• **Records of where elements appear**
━━━

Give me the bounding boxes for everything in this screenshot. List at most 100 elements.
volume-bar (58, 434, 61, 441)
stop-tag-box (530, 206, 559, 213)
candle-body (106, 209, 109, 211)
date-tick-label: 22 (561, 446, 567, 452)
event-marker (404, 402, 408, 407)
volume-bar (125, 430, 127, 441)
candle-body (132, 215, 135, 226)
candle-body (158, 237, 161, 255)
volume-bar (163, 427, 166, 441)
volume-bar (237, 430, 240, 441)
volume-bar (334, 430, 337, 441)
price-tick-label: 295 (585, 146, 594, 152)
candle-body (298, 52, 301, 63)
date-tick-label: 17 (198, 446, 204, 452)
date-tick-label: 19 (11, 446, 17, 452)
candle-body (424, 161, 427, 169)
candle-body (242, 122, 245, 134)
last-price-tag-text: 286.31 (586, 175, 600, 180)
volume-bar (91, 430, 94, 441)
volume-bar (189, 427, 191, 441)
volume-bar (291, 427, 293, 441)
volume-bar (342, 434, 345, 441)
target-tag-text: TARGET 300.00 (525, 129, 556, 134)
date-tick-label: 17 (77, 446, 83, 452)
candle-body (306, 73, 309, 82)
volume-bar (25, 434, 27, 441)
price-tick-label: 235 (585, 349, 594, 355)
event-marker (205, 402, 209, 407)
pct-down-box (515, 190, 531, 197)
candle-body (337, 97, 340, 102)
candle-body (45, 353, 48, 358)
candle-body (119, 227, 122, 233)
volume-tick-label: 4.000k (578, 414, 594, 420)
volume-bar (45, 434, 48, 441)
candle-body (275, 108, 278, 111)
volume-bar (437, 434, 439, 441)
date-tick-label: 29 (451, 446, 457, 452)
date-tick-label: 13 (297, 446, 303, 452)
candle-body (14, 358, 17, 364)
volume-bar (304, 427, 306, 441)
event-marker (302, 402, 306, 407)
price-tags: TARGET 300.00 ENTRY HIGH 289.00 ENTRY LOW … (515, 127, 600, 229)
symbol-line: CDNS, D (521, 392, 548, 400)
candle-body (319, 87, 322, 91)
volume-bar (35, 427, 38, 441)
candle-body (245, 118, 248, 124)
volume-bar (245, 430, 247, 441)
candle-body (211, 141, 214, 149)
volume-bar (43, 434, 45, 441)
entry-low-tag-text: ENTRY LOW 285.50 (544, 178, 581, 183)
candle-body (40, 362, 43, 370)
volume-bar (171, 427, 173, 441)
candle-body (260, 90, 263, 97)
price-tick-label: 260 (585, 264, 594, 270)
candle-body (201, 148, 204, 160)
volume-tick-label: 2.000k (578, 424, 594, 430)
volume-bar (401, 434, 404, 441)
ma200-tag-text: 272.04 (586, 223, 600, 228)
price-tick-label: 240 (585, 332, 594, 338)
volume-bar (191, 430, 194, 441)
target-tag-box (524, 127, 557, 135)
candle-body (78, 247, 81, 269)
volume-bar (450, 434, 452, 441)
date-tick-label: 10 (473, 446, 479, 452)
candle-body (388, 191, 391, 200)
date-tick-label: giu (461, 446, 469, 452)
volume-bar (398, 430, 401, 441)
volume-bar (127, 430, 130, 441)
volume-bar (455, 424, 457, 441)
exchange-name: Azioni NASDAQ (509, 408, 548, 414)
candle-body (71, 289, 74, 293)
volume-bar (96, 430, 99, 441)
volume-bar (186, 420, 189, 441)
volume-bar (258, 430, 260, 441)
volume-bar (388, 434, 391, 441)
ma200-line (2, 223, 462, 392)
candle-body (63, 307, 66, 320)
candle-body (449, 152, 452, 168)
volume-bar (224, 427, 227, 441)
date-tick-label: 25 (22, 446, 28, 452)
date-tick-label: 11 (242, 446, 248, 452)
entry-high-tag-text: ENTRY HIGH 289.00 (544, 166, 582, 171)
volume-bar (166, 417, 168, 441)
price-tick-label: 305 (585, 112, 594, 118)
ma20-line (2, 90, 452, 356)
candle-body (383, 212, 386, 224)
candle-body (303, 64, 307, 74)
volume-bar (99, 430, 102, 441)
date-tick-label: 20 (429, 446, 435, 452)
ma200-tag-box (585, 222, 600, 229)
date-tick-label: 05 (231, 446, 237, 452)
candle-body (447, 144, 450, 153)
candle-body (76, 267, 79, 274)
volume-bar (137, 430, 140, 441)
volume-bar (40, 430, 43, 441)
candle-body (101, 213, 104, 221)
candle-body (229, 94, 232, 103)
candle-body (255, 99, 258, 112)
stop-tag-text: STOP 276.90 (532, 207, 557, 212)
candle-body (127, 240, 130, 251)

━━━

• **What this task involves**
Copy out all of the lines in the records above, without changing anything.

• **Output of the task**
Give me the bounding boxes for everything in this screenshot. List at most 100 elements.
volume-bar (58, 434, 61, 441)
stop-tag-box (530, 206, 559, 213)
candle-body (106, 209, 109, 211)
date-tick-label: 22 (561, 446, 567, 452)
event-marker (404, 402, 408, 407)
volume-bar (125, 430, 127, 441)
candle-body (132, 215, 135, 226)
candle-body (158, 237, 161, 255)
volume-bar (163, 427, 166, 441)
volume-bar (237, 430, 240, 441)
volume-bar (334, 430, 337, 441)
price-tick-label: 295 (585, 146, 594, 152)
candle-body (298, 52, 301, 63)
date-tick-label: 17 (198, 446, 204, 452)
date-tick-label: 19 (11, 446, 17, 452)
candle-body (424, 161, 427, 169)
candle-body (242, 122, 245, 134)
last-price-tag-text: 286.31 (586, 175, 600, 180)
volume-bar (91, 430, 94, 441)
volume-bar (189, 427, 191, 441)
volume-bar (291, 427, 293, 441)
volume-bar (342, 434, 345, 441)
target-tag-text: TARGET 300.00 (525, 129, 556, 134)
date-tick-label: 17 (77, 446, 83, 452)
candle-body (306, 73, 309, 82)
volume-bar (25, 434, 27, 441)
price-tick-label: 235 (585, 349, 594, 355)
event-marker (205, 402, 209, 407)
pct-down-box (515, 190, 531, 197)
candle-body (337, 97, 340, 102)
candle-body (45, 353, 48, 358)
candle-body (119, 227, 122, 233)
volume-tick-label: 4.000k (578, 414, 594, 420)
volume-bar (45, 434, 48, 441)
candle-body (275, 108, 278, 111)
volume-bar (437, 434, 439, 441)
date-tick-label: 29 (451, 446, 457, 452)
date-tick-label: 13 (297, 446, 303, 452)
candle-body (14, 358, 17, 364)
volume-bar (304, 427, 306, 441)
event-marker (302, 402, 306, 407)
price-tags: TARGET 300.00 ENTRY HIGH 289.00 ENTRY LOW … (515, 127, 600, 229)
symbol-line: CDNS, D (521, 392, 548, 400)
candle-body (319, 87, 322, 91)
volume-bar (35, 427, 38, 441)
candle-body (245, 118, 248, 124)
volume-bar (245, 430, 247, 441)
candle-body (211, 141, 214, 149)
volume-bar (43, 434, 45, 441)
entry-low-tag-text: ENTRY LOW 285.50 (544, 178, 581, 183)
candle-body (40, 362, 43, 370)
volume-bar (171, 427, 173, 441)
candle-body (260, 90, 263, 97)
price-tick-label: 260 (585, 264, 594, 270)
candle-body (201, 148, 204, 160)
volume-tick-label: 2.000k (578, 424, 594, 430)
volume-bar (401, 434, 404, 441)
ma200-tag-text: 272.04 (586, 223, 600, 228)
price-tick-label: 240 (585, 332, 594, 338)
volume-bar (191, 430, 194, 441)
target-tag-box (524, 127, 557, 135)
candle-body (78, 247, 81, 269)
volume-bar (450, 434, 452, 441)
date-tick-label: 10 (473, 446, 479, 452)
candle-body (388, 191, 391, 200)
date-tick-label: giu (461, 446, 469, 452)
volume-bar (398, 430, 401, 441)
volume-bar (127, 430, 130, 441)
volume-bar (455, 424, 457, 441)
exchange-name: Azioni NASDAQ (509, 408, 548, 414)
candle-body (71, 289, 74, 293)
volume-bar (96, 430, 99, 441)
volume-bar (186, 420, 189, 441)
volume-bar (258, 430, 260, 441)
volume-bar (388, 434, 391, 441)
ma200-line (2, 223, 462, 392)
candle-body (63, 307, 66, 320)
candle-body (449, 152, 452, 168)
volume-bar (224, 427, 227, 441)
date-tick-label: 25 (22, 446, 28, 452)
date-tick-label: 11 (242, 446, 248, 452)
entry-high-tag-text: ENTRY HIGH 289.00 (544, 166, 582, 171)
volume-bar (166, 417, 168, 441)
price-tick-label: 305 (585, 112, 594, 118)
ma20-line (2, 90, 452, 356)
candle-body (383, 212, 386, 224)
candle-body (303, 64, 307, 74)
volume-bar (99, 430, 102, 441)
date-tick-label: 20 (429, 446, 435, 452)
ma200-tag-box (585, 222, 600, 229)
date-tick-label: 05 (231, 446, 237, 452)
candle-body (447, 144, 450, 153)
candle-body (76, 267, 79, 274)
volume-bar (137, 430, 140, 441)
volume-bar (40, 430, 43, 441)
candle-body (101, 213, 104, 221)
candle-body (229, 94, 232, 103)
candle-body (255, 99, 258, 112)
stop-tag-text: STOP 276.90 (532, 207, 557, 212)
candle-body (127, 240, 130, 251)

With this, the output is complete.